• **Available records**:
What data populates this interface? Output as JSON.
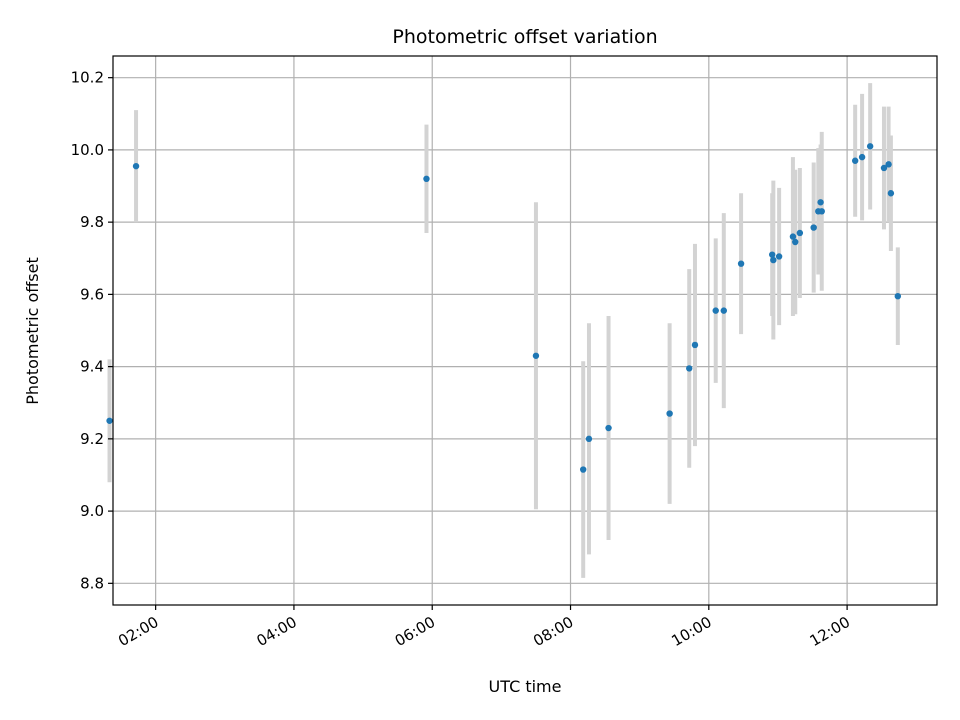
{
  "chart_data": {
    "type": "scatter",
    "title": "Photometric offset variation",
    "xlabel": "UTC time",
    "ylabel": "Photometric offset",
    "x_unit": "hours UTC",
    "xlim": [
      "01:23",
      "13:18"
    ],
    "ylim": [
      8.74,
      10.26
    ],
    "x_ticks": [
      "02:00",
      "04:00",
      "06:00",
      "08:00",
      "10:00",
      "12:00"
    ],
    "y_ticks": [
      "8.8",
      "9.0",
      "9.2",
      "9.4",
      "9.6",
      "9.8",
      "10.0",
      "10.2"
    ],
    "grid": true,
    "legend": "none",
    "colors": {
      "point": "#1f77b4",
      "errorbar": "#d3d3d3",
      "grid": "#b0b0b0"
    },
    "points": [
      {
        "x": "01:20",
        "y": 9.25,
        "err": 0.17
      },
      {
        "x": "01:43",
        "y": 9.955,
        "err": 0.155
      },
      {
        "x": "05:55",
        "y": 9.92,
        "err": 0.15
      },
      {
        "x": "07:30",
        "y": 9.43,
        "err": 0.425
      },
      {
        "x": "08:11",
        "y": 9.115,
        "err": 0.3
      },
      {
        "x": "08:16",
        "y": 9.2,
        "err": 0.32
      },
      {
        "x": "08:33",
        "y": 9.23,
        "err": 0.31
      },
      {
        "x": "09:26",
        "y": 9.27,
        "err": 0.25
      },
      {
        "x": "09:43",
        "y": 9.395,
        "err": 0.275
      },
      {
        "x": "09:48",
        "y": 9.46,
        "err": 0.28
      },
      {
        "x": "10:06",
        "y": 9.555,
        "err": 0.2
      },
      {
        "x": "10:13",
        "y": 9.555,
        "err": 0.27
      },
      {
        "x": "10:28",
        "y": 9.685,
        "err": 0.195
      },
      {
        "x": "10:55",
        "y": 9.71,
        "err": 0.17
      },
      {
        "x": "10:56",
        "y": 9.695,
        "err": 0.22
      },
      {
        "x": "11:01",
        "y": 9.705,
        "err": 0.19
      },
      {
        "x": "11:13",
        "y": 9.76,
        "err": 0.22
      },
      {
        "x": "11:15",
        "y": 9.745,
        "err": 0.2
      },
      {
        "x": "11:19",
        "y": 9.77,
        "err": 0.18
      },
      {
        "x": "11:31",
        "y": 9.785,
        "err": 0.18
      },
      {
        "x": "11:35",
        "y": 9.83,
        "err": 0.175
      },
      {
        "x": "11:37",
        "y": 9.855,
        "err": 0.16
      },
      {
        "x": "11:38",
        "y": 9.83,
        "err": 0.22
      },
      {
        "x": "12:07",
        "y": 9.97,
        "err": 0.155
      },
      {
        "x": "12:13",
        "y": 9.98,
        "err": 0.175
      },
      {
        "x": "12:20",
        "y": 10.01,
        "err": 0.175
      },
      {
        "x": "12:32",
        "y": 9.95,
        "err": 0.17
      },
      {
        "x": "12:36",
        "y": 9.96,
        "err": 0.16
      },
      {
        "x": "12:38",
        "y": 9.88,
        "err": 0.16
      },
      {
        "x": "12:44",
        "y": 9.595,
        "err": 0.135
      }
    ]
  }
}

• **What the exercise asks**:
Write the material out again exactly as it appears, dropping the pictures.

• **Completed task**:
What data populates this interface? Output as JSON.
{
  "chart_data": {
    "type": "scatter",
    "title": "Photometric offset variation",
    "xlabel": "UTC time",
    "ylabel": "Photometric offset",
    "x_unit": "hours UTC",
    "xlim": [
      "01:23",
      "13:18"
    ],
    "ylim": [
      8.74,
      10.26
    ],
    "x_ticks": [
      "02:00",
      "04:00",
      "06:00",
      "08:00",
      "10:00",
      "12:00"
    ],
    "y_ticks": [
      "8.8",
      "9.0",
      "9.2",
      "9.4",
      "9.6",
      "9.8",
      "10.0",
      "10.2"
    ],
    "grid": true,
    "legend": "none",
    "colors": {
      "point": "#1f77b4",
      "errorbar": "#d3d3d3",
      "grid": "#b0b0b0"
    },
    "points": [
      {
        "x": "01:20",
        "y": 9.25,
        "err": 0.17
      },
      {
        "x": "01:43",
        "y": 9.955,
        "err": 0.155
      },
      {
        "x": "05:55",
        "y": 9.92,
        "err": 0.15
      },
      {
        "x": "07:30",
        "y": 9.43,
        "err": 0.425
      },
      {
        "x": "08:11",
        "y": 9.115,
        "err": 0.3
      },
      {
        "x": "08:16",
        "y": 9.2,
        "err": 0.32
      },
      {
        "x": "08:33",
        "y": 9.23,
        "err": 0.31
      },
      {
        "x": "09:26",
        "y": 9.27,
        "err": 0.25
      },
      {
        "x": "09:43",
        "y": 9.395,
        "err": 0.275
      },
      {
        "x": "09:48",
        "y": 9.46,
        "err": 0.28
      },
      {
        "x": "10:06",
        "y": 9.555,
        "err": 0.2
      },
      {
        "x": "10:13",
        "y": 9.555,
        "err": 0.27
      },
      {
        "x": "10:28",
        "y": 9.685,
        "err": 0.195
      },
      {
        "x": "10:55",
        "y": 9.71,
        "err": 0.17
      },
      {
        "x": "10:56",
        "y": 9.695,
        "err": 0.22
      },
      {
        "x": "11:01",
        "y": 9.705,
        "err": 0.19
      },
      {
        "x": "11:13",
        "y": 9.76,
        "err": 0.22
      },
      {
        "x": "11:15",
        "y": 9.745,
        "err": 0.2
      },
      {
        "x": "11:19",
        "y": 9.77,
        "err": 0.18
      },
      {
        "x": "11:31",
        "y": 9.785,
        "err": 0.18
      },
      {
        "x": "11:35",
        "y": 9.83,
        "err": 0.175
      },
      {
        "x": "11:37",
        "y": 9.855,
        "err": 0.16
      },
      {
        "x": "11:38",
        "y": 9.83,
        "err": 0.22
      },
      {
        "x": "12:07",
        "y": 9.97,
        "err": 0.155
      },
      {
        "x": "12:13",
        "y": 9.98,
        "err": 0.175
      },
      {
        "x": "12:20",
        "y": 10.01,
        "err": 0.175
      },
      {
        "x": "12:32",
        "y": 9.95,
        "err": 0.17
      },
      {
        "x": "12:36",
        "y": 9.96,
        "err": 0.16
      },
      {
        "x": "12:38",
        "y": 9.88,
        "err": 0.16
      },
      {
        "x": "12:44",
        "y": 9.595,
        "err": 0.135
      }
    ]
  }
}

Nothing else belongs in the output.